Activity A ▸ Copy the passage of the article on the House panel's subpoenas that runs between "In October, the" and "parts are obtained.", inclusive.
Activity B ▸ Name every organization that the article on the House panel's subpoenas says was subpoenaed.

House Panel Issues 3 Subpoenas in Probe of Planned Parenthood
Leah Jessen /
A select investigative panel of the U.S. House of Representatives has issued subpoenas to a research company, a university, and an abortion provider, saying the organizations failed to cooperate fully with a probe of Planned Parenthood’s practices and procedures related to the distribution of aborted body parts.
“We have been working diligently to acquire information that is needed to get the facts about the medical practices of abortion service providers and the business practices of the procurement organizations who sell baby body parts,” Rep. Marsha Blackburn, R-Tenn., chairwoman of the Select Investigative Panel on Infant Lives, said Tuesday in a prepared statement.
Blackburn said California-based StemExpress; the University of New Mexico; and Southwestern Women’s Options in Albuquerque, N.M., had not cooperated with the panel’s requests.
All three were subpoenaed to appear before the House Energy and Commerce Committee to produce specific materials, she said:
While it was our hope that these organizations would voluntarily work with us in this effort, some have refused to cooperate by withholding information that is critical to providing us with answers to questions the American people are asking. Consequently, if forced to do so, we will issue subpoenas to any organization that refuses to fully cooperate with our investigation.
The three organizations subpoenaed were the only ones that did not comply with requests out of more than 30 groups asked to produce documents, The Hill reported.
The pro-life Center for Medical Progress has released a series of hidden-camera videos that put the nation’s largest abortion provider, Planned Parenthood, in the spotlight for its practices and procedures.
The videos spurred three House committees—Energy and Commerce, Judiciary, and Oversight and Government Reform—to begin looking into Planned Parenthood, which receives hundreds of millions in taxpayer dollars.
In October, the Energy and Commerce Committee created Blackburn’s Infant Lives panel to investigate practices and policies regarding the purchase of aborted body parts and fetal tissue, its cost, and how these parts are obtained.
“This is about getting answers to questions about how we treat and protect life in this country,” Blackburn, the no. 2 Republican on Energy and Commerce, said in October:
This is a discussion that this country must have; we cannot shy away from what is an unsettling topic. The allegations raised in these disturbing and abhorrent videos have led us to ask: What have we come to in this country? This select panel will allow us to have this conversation and help us get the facts about how infant lives are being treated.

(Stored data entries)

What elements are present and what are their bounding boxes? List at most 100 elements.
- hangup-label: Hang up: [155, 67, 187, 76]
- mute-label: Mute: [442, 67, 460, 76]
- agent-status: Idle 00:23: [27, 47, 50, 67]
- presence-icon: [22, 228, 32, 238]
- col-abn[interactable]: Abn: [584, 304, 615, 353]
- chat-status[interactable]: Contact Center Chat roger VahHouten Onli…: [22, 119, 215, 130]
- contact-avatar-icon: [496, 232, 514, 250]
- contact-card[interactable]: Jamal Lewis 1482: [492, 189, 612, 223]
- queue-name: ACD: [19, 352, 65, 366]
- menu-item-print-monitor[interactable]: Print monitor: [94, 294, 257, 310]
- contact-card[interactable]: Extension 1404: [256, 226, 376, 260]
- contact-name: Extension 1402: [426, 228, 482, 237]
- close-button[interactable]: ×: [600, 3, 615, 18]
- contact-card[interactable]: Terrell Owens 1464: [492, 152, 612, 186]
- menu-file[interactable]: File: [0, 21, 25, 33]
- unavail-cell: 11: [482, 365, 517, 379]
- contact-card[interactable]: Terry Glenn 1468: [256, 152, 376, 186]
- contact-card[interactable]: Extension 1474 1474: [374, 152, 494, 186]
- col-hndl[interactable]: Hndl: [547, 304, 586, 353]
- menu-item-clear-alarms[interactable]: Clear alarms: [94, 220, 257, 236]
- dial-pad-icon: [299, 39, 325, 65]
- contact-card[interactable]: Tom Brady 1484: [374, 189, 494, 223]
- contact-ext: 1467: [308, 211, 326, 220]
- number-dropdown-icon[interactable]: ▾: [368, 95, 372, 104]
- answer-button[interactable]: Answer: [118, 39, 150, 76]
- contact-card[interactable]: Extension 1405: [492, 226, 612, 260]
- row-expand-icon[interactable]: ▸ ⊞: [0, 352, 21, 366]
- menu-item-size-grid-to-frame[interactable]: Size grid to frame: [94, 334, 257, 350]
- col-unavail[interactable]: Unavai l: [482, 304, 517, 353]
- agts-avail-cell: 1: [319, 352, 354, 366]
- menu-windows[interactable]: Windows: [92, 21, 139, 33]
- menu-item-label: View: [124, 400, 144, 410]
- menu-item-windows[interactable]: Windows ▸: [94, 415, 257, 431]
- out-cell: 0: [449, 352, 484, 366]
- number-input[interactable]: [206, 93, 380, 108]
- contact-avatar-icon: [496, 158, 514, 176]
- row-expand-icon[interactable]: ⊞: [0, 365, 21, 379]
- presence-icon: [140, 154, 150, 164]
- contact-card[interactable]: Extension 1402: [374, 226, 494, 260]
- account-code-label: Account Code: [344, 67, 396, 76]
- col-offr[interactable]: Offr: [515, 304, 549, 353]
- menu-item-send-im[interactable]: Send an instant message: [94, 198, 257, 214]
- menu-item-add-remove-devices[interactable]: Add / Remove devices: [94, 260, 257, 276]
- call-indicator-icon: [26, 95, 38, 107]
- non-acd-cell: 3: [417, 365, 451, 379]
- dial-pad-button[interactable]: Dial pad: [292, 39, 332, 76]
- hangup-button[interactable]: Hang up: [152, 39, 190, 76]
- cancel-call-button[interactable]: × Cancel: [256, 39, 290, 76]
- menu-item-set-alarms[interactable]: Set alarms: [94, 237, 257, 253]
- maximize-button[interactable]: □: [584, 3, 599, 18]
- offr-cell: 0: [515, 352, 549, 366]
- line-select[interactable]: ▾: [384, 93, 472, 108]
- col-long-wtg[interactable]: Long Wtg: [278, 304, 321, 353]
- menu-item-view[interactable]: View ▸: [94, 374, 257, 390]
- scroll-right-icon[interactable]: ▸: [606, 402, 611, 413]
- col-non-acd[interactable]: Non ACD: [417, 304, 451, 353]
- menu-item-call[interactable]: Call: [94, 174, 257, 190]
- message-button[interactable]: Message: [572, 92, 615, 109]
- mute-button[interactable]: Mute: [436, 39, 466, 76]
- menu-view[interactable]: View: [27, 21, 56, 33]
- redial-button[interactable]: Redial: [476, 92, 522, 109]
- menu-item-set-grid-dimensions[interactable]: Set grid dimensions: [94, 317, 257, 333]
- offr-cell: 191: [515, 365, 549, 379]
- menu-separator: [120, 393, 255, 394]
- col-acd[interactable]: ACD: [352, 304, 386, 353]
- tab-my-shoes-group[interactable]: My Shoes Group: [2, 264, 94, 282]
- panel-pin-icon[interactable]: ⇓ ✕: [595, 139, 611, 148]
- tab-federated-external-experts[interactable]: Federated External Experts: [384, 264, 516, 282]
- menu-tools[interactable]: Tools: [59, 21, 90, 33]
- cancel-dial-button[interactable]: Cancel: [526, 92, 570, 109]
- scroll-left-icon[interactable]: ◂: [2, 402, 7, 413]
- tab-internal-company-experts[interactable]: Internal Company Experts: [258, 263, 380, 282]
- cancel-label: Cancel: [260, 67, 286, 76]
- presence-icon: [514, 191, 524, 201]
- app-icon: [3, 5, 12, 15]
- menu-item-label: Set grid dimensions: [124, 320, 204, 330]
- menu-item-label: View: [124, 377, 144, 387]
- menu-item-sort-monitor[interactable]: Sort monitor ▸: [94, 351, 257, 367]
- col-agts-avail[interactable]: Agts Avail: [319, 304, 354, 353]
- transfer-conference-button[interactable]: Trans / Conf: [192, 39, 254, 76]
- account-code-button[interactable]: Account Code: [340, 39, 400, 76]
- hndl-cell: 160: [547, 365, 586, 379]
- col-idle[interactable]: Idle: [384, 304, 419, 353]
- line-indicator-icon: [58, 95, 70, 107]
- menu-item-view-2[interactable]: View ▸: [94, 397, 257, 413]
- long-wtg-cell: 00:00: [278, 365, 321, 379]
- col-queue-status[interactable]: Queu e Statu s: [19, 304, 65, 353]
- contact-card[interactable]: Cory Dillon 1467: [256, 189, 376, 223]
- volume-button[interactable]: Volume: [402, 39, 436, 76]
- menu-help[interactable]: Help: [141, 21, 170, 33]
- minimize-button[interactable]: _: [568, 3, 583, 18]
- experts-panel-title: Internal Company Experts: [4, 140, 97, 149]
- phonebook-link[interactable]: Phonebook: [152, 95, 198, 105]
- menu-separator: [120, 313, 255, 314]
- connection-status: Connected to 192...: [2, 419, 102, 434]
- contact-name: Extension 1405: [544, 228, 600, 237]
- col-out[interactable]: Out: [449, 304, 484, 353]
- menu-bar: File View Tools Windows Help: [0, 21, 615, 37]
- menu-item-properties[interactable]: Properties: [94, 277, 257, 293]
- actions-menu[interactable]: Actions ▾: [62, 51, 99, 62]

Reply A ▸
In October, the Energy and Commerce Committee created Blackburn’s Infant Lives panel to investigate practices and policies regarding the purchase of aborted body parts and fetal tissue, its cost, and how these parts are obtained.

Reply B ▸
- StemExpress
- the University of New Mexico
- Southwestern Women's Options